(Items from a figure collection)
========================================================================
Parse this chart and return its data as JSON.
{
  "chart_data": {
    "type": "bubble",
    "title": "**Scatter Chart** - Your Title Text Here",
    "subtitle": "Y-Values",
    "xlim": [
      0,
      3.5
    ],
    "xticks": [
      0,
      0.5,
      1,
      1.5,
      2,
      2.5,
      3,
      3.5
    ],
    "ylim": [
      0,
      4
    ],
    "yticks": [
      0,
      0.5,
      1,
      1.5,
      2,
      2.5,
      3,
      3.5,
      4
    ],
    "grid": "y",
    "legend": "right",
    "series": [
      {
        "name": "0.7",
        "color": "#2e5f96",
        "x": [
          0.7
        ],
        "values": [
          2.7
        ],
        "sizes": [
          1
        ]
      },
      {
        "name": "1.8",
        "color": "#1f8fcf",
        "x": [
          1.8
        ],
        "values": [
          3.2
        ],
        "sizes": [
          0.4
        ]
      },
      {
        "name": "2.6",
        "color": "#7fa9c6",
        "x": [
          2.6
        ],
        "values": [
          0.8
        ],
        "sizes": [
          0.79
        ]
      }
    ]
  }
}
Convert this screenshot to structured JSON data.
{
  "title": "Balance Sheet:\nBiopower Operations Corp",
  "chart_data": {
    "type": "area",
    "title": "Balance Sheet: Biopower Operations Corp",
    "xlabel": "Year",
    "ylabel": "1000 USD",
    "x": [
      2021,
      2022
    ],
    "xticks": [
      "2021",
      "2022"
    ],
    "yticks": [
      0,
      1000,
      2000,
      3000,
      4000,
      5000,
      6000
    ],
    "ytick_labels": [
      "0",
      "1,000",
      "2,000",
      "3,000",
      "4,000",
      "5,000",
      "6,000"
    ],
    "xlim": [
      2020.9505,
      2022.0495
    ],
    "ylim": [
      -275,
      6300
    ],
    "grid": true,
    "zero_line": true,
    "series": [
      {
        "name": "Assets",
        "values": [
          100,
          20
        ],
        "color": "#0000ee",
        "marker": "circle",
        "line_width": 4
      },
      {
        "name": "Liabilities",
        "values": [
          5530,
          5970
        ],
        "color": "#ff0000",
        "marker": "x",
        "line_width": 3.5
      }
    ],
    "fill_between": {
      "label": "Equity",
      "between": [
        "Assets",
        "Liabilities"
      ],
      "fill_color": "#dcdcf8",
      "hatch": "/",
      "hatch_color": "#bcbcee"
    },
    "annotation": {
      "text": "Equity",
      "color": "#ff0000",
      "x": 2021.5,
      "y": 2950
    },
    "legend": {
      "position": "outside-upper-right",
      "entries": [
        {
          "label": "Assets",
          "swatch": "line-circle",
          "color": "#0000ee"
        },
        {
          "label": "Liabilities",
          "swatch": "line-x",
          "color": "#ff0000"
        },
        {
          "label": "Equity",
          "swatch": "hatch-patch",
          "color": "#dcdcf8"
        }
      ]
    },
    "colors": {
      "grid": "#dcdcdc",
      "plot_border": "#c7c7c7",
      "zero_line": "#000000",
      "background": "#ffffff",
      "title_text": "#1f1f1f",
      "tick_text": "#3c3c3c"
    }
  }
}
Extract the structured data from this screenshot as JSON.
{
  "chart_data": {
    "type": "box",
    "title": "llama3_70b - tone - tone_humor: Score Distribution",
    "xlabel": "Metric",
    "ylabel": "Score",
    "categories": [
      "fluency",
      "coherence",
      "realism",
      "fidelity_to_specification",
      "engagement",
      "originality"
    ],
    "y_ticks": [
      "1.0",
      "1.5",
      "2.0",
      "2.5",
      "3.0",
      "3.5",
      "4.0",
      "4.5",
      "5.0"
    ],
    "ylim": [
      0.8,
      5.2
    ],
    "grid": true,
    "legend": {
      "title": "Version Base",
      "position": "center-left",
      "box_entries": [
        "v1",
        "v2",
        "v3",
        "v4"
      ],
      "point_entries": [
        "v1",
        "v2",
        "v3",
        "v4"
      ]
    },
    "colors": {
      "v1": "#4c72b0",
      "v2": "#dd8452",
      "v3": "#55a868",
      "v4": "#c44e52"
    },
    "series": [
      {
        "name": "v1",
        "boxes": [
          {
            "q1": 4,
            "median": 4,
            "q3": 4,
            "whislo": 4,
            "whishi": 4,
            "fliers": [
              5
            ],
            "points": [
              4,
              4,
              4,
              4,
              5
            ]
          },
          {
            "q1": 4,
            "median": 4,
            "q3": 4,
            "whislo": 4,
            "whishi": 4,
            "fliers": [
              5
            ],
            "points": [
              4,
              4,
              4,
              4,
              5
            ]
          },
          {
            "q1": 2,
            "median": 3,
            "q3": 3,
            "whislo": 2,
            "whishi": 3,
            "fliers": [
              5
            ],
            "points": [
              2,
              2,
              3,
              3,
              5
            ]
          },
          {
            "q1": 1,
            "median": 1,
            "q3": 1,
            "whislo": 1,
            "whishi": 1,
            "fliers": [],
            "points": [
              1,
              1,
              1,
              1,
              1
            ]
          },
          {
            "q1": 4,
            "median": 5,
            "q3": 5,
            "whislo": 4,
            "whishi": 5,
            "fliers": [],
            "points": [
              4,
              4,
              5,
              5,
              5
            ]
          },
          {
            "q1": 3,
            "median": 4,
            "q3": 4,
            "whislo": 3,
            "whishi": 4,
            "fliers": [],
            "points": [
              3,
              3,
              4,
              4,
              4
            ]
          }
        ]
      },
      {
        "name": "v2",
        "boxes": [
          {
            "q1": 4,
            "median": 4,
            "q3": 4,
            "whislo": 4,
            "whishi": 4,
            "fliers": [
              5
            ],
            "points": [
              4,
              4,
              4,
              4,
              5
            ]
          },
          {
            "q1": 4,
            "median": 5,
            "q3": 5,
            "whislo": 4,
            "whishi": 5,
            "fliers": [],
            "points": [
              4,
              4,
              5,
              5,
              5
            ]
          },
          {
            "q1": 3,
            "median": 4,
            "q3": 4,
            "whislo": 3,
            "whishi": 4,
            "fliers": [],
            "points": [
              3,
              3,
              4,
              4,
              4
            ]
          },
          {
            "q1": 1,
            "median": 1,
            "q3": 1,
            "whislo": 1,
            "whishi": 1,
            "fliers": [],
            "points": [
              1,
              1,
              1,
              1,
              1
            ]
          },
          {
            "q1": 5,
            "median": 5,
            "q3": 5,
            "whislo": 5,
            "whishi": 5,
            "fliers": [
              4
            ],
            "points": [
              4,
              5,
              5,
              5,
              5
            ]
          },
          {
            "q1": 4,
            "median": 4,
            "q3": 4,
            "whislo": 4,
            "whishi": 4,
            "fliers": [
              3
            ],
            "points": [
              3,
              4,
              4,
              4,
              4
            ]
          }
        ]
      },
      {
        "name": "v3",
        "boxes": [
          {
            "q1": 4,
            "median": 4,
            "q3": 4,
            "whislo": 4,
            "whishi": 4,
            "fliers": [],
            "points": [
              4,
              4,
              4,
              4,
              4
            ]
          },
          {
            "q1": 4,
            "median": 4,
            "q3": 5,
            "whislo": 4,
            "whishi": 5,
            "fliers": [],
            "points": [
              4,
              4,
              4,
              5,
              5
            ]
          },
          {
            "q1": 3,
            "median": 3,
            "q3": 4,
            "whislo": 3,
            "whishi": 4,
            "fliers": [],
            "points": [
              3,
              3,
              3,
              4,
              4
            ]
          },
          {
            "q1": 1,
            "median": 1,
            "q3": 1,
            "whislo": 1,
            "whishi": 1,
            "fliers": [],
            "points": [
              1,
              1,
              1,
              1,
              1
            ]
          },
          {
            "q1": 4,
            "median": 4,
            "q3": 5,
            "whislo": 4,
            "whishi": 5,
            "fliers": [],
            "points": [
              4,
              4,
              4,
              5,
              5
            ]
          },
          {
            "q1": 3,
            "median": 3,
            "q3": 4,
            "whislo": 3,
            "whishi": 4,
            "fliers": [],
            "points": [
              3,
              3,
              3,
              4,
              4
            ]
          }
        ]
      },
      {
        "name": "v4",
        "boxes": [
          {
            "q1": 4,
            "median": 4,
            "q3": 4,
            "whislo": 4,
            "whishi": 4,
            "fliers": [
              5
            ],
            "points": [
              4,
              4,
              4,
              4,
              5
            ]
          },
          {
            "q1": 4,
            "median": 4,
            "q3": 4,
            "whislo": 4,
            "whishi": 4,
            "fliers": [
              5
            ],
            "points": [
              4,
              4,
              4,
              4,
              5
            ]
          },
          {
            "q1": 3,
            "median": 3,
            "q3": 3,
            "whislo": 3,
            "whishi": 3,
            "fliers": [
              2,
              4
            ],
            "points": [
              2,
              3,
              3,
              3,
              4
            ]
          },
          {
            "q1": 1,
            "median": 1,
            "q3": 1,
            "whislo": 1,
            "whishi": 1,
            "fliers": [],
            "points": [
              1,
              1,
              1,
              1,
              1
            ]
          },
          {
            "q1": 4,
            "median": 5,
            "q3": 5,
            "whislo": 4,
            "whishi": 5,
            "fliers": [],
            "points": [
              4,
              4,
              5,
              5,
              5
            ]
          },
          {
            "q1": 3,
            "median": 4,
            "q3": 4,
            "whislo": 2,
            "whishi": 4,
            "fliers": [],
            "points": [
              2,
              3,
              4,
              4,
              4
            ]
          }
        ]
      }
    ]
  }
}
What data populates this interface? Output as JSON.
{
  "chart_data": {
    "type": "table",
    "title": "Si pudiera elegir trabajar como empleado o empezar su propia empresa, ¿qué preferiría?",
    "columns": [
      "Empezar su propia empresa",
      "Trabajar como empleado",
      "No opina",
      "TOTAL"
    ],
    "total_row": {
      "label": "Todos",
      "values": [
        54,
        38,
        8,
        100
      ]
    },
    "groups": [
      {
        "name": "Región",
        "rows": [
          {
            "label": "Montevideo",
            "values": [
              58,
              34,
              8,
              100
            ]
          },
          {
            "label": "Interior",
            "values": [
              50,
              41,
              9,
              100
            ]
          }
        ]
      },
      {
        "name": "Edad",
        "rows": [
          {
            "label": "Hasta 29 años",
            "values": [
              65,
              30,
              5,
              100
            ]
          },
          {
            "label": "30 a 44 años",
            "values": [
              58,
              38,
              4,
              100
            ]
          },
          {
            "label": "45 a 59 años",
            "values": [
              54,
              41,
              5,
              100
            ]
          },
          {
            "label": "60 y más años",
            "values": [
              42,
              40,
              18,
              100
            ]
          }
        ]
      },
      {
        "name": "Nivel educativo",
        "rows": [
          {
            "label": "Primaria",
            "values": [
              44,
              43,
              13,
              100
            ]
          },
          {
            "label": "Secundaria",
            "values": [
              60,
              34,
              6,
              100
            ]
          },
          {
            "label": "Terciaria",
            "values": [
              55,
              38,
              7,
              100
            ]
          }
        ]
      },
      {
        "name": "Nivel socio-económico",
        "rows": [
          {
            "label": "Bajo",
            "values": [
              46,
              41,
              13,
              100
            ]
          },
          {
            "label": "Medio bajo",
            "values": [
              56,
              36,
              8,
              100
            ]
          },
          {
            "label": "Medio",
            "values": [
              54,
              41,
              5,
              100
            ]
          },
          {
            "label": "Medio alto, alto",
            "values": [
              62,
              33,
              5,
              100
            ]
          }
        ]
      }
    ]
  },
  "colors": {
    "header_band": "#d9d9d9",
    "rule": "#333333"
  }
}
========================================================================
◆ REQUEST: Filter for "swatch". Return all lines that hold it.

◆ SOLUTION TO THIS PROBLEM:
          "swatch": "line-circle",
          "swatch": "line-x",
          "swatch": "hatch-patch",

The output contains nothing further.